◆ YOUR INSTRUCTIONS
Find the line containing "Extract all readable text from this page.", then output it and every line after it through the end of the listing below, exactly as written.

Extracted records
%%

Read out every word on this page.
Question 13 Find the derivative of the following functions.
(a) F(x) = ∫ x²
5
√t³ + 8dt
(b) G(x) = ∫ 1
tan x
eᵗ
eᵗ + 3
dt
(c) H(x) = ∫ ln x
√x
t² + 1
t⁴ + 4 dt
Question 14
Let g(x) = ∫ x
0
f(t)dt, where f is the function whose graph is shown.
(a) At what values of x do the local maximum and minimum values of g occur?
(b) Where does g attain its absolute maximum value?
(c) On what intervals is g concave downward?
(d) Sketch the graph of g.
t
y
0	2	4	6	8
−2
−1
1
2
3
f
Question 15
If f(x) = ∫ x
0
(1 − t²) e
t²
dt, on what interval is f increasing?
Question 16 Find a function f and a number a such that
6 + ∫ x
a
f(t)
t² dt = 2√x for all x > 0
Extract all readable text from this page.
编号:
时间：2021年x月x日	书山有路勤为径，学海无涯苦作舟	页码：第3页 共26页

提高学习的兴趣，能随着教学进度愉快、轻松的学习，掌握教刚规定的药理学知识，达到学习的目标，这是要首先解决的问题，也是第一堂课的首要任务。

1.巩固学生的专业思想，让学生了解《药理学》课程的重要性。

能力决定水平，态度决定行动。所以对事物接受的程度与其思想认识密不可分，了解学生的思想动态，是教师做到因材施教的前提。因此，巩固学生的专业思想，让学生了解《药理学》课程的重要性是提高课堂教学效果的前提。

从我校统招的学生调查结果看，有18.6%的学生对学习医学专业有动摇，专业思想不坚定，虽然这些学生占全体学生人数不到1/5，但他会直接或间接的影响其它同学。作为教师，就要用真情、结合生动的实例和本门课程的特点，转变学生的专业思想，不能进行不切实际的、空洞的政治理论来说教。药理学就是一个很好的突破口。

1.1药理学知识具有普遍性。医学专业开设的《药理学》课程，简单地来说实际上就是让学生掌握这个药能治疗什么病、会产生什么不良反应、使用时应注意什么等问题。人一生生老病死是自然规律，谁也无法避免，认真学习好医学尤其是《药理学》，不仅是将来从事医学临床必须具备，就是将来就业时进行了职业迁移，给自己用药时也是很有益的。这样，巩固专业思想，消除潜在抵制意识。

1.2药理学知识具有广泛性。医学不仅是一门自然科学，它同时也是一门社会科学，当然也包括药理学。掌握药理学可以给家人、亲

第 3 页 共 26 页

%%

◆ REPLY
Extract all readable text from this page.
编号:
时间：2021年x月x日	书山有路勤为径，学海无涯苦作舟	页码：第3页 共26页

提高学习的兴趣，能随着教学进度愉快、轻松的学习，掌握教刚规定的药理学知识，达到学习的目标，这是要首先解决的问题，也是第一堂课的首要任务。

1.巩固学生的专业思想，让学生了解《药理学》课程的重要性。

能力决定水平，态度决定行动。所以对事物接受的程度与其思想认识密不可分，了解学生的思想动态，是教师做到因材施教的前提。因此，巩固学生的专业思想，让学生了解《药理学》课程的重要性是提高课堂教学效果的前提。

从我校统招的学生调查结果看，有18.6%的学生对学习医学专业有动摇，专业思想不坚定，虽然这些学生占全体学生人数不到1/5，但他会直接或间接的影响其它同学。作为教师，就要用真情、结合生动的实例和本门课程的特点，转变学生的专业思想，不能进行不切实际的、空洞的政治理论来说教。药理学就是一个很好的突破口。

1.1药理学知识具有普遍性。医学专业开设的《药理学》课程，简单地来说实际上就是让学生掌握这个药能治疗什么病、会产生什么不良反应、使用时应注意什么等问题。人一生生老病死是自然规律，谁也无法避免，认真学习好医学尤其是《药理学》，不仅是将来从事医学临床必须具备，就是将来就业时进行了职业迁移，给自己用药时也是很有益的。这样，巩固专业思想，消除潜在抵制意识。

1.2药理学知识具有广泛性。医学不仅是一门自然科学，它同时也是一门社会科学，当然也包括药理学。掌握药理学可以给家人、亲

第 3 页 共 26 页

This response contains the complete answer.